** WRITTEN EXERCISE **
Lay out the entries as a numbered list, from the start of the entries through the line that contains "next-day-button[interactable] (1391, 98, 1438, 144)", with blank lines left out.

** RECORDS SUPPLIED **
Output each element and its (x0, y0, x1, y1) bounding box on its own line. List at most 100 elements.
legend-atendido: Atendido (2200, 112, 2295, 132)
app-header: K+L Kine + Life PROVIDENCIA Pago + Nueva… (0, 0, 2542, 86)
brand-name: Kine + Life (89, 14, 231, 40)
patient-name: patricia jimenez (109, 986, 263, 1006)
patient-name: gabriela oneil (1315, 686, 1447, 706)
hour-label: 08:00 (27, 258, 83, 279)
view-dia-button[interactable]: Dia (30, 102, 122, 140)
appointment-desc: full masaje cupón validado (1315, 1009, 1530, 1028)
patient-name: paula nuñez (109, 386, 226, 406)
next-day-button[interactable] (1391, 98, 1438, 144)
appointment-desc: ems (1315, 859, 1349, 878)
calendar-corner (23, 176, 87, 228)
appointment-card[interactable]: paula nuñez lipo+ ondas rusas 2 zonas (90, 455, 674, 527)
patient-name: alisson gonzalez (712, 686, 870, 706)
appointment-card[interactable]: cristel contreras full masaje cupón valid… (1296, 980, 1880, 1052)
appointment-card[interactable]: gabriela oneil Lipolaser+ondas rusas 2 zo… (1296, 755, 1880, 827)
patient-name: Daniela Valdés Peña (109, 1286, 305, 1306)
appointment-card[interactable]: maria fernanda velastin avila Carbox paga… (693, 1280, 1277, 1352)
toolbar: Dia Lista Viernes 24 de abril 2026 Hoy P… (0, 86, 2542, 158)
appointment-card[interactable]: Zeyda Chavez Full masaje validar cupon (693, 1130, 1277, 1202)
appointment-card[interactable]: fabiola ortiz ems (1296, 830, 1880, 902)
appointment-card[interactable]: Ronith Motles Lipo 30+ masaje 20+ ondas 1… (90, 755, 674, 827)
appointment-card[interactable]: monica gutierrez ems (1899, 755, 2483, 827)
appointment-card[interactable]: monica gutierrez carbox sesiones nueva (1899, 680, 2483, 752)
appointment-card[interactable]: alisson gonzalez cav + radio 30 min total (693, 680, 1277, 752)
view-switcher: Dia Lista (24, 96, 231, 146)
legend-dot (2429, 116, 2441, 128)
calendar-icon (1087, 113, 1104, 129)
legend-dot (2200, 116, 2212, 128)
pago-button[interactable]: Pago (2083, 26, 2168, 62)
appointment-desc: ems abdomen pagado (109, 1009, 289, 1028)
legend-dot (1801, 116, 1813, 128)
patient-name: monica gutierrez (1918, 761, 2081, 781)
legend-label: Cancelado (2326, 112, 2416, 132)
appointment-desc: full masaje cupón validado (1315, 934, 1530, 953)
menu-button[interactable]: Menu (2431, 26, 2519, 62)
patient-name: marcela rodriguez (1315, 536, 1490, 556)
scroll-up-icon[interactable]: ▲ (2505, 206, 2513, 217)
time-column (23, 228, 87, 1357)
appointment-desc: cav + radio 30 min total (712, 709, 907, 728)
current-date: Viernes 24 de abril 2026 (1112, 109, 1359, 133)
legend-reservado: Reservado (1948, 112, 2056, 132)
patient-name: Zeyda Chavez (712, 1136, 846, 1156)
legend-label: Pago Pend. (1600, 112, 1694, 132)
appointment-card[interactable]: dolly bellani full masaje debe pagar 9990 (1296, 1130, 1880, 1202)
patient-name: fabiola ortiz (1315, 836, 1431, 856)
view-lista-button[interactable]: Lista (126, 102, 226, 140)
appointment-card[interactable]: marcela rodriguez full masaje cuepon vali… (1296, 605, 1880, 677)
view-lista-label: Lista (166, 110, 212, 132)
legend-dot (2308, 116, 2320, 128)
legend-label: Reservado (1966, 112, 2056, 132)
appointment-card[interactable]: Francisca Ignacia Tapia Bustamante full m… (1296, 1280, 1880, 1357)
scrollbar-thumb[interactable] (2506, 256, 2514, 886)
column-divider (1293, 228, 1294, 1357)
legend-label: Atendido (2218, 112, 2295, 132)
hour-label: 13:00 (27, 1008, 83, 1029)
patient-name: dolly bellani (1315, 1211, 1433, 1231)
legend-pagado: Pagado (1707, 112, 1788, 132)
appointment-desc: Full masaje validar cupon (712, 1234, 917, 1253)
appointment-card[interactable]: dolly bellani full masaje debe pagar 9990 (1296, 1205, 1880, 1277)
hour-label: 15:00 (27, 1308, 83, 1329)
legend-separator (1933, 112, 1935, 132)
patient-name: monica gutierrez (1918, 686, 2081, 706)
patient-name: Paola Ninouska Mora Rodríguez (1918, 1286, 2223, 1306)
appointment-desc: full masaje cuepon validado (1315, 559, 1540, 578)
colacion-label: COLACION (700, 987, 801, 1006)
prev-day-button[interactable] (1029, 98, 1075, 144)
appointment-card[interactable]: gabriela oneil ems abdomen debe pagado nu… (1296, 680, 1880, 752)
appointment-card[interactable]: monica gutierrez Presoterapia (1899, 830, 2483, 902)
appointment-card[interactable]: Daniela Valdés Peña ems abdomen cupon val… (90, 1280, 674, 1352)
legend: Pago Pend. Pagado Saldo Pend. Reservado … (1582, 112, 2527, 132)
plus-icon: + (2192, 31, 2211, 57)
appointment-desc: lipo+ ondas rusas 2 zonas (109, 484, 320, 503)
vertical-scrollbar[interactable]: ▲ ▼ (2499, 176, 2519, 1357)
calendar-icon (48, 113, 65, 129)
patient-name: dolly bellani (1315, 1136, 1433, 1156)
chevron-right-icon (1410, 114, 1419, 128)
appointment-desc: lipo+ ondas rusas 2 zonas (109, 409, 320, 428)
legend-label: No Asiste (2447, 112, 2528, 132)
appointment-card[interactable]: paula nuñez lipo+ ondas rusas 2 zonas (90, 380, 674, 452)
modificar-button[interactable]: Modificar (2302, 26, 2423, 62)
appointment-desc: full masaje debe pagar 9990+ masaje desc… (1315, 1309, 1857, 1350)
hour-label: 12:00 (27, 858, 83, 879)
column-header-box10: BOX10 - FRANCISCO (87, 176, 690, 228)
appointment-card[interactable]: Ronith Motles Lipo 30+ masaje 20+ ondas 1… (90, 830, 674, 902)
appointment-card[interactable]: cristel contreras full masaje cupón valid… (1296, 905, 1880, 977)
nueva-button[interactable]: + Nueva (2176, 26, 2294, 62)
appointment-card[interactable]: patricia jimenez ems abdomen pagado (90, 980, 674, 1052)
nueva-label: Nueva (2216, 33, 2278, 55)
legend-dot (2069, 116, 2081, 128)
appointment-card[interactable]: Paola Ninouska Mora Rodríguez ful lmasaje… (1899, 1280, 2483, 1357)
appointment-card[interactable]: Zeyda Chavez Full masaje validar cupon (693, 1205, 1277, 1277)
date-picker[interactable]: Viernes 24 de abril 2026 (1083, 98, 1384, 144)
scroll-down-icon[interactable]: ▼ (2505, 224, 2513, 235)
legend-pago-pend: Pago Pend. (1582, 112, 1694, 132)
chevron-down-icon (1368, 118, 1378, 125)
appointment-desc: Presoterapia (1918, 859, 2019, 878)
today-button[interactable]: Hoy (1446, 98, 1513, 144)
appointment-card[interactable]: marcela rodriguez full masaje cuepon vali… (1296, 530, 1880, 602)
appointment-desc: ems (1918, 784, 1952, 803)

** SOLUTION FOR THIS PROBLEM **
1. Output each element and its (x0, y0, x1, y1) bounding box on its own line. List at most 100 elements.
2. legend-atendido: Atendido (2200, 112, 2295, 132)
3. app-header: K+L Kine + Life PROVIDENCIA Pago + Nueva… (0, 0, 2542, 86)
4. brand-name: Kine + Life (89, 14, 231, 40)
5. patient-name: patricia jimenez (109, 986, 263, 1006)
6. patient-name: gabriela oneil (1315, 686, 1447, 706)
7. hour-label: 08:00 (27, 258, 83, 279)
8. view-dia-button[interactable]: Dia (30, 102, 122, 140)
9. appointment-desc: full masaje cupón validado (1315, 1009, 1530, 1028)
10. patient-name: paula nuñez (109, 386, 226, 406)
11. next-day-button[interactable] (1391, 98, 1438, 144)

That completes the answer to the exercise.